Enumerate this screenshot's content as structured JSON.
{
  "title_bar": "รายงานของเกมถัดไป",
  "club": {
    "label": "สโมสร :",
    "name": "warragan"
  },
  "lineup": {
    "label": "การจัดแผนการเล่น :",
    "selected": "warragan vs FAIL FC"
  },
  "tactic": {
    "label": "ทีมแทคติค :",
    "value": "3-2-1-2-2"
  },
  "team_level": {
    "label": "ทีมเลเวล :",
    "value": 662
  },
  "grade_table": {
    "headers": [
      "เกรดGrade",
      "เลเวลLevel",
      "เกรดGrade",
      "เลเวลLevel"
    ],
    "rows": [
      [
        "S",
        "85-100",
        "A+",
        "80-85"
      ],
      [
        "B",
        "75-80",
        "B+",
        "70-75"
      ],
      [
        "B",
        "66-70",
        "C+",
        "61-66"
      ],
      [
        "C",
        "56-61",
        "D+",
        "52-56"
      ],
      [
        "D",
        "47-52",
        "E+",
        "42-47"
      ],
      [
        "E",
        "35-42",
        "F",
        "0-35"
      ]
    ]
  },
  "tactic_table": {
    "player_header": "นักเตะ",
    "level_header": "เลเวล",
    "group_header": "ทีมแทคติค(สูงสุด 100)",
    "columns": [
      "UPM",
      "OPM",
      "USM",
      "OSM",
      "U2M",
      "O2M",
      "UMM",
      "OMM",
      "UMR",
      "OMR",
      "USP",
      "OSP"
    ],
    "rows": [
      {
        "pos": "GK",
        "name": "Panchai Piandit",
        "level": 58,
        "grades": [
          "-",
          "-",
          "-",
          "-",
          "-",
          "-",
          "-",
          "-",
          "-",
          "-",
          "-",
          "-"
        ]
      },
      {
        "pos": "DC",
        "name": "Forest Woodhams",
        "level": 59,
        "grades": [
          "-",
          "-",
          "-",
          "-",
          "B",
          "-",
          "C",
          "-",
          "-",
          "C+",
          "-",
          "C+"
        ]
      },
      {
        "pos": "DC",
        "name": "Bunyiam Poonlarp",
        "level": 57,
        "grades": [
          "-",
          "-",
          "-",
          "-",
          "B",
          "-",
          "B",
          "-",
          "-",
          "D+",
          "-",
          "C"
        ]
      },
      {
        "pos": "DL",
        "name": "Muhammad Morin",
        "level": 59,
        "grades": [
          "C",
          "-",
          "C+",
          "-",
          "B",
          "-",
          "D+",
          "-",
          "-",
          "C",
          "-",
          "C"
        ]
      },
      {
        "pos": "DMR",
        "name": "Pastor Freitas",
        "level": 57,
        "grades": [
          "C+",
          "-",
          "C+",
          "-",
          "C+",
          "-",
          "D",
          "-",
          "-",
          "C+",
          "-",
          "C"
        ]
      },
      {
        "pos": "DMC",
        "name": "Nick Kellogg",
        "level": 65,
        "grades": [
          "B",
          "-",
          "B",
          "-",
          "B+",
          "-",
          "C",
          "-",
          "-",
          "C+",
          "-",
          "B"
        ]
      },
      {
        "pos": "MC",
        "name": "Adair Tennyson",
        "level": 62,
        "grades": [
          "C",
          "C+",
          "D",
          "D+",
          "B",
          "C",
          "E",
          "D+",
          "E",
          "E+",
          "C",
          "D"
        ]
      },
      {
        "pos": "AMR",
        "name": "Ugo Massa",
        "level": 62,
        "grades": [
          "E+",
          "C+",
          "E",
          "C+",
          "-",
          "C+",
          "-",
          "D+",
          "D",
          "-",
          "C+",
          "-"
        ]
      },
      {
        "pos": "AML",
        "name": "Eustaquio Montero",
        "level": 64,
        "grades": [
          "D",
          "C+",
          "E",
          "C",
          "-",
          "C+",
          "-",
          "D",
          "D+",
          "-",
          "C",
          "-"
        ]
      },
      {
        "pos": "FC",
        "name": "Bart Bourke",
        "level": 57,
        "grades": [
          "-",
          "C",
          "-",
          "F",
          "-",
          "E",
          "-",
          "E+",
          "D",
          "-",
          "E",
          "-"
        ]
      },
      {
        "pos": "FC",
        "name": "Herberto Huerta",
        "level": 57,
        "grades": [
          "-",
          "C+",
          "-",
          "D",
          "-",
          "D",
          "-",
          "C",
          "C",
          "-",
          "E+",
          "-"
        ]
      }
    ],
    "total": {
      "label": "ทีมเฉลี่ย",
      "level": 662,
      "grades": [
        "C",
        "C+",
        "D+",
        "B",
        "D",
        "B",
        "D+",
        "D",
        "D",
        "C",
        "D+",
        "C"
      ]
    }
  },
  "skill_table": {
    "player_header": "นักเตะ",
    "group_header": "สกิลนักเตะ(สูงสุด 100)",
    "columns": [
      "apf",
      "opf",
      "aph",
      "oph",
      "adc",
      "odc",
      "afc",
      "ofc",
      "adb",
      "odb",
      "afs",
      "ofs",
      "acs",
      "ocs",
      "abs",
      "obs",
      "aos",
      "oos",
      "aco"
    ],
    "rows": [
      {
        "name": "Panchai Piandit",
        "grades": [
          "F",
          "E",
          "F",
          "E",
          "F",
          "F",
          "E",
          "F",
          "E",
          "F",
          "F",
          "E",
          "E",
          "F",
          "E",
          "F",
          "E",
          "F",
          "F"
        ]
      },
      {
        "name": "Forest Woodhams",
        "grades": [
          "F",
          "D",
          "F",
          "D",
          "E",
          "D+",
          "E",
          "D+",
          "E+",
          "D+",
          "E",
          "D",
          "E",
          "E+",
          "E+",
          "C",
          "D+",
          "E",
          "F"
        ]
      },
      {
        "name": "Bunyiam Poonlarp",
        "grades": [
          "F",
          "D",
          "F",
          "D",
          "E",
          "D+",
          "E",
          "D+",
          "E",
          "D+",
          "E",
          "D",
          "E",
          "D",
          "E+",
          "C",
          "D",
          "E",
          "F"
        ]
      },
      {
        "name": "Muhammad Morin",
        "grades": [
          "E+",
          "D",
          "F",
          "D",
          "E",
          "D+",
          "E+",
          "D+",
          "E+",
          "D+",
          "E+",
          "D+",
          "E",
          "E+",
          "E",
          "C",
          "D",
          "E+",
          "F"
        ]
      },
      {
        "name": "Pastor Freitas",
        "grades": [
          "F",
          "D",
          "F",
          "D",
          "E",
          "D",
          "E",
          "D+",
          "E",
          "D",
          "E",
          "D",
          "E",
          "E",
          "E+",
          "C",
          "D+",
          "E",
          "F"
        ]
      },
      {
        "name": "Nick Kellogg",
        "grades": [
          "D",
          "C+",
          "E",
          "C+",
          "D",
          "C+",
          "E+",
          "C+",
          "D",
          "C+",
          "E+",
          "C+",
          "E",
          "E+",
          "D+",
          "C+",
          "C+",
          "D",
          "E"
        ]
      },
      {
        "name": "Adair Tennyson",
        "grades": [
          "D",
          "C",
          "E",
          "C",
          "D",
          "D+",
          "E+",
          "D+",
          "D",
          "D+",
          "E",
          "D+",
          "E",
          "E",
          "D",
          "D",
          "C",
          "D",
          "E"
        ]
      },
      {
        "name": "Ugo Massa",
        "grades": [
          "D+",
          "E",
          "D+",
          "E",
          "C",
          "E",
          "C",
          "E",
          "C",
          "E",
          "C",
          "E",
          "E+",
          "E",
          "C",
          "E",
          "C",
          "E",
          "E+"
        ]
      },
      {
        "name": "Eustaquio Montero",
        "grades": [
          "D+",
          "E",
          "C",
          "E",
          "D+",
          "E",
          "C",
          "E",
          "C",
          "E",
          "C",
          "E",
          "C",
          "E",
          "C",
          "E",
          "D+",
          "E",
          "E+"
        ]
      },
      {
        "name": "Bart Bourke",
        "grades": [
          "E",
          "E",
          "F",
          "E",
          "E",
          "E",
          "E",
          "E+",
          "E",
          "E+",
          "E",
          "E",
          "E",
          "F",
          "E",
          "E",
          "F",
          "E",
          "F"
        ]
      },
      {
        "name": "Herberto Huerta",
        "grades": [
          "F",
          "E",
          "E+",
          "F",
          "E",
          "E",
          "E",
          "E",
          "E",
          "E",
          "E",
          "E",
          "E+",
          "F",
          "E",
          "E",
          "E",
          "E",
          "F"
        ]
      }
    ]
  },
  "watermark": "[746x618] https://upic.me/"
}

+++++

» To do:
From the records, copy every line that has the string "warragan" in it.

» Written solution:
    "name": "warragan"
    "selected": "warragan vs FAIL FC"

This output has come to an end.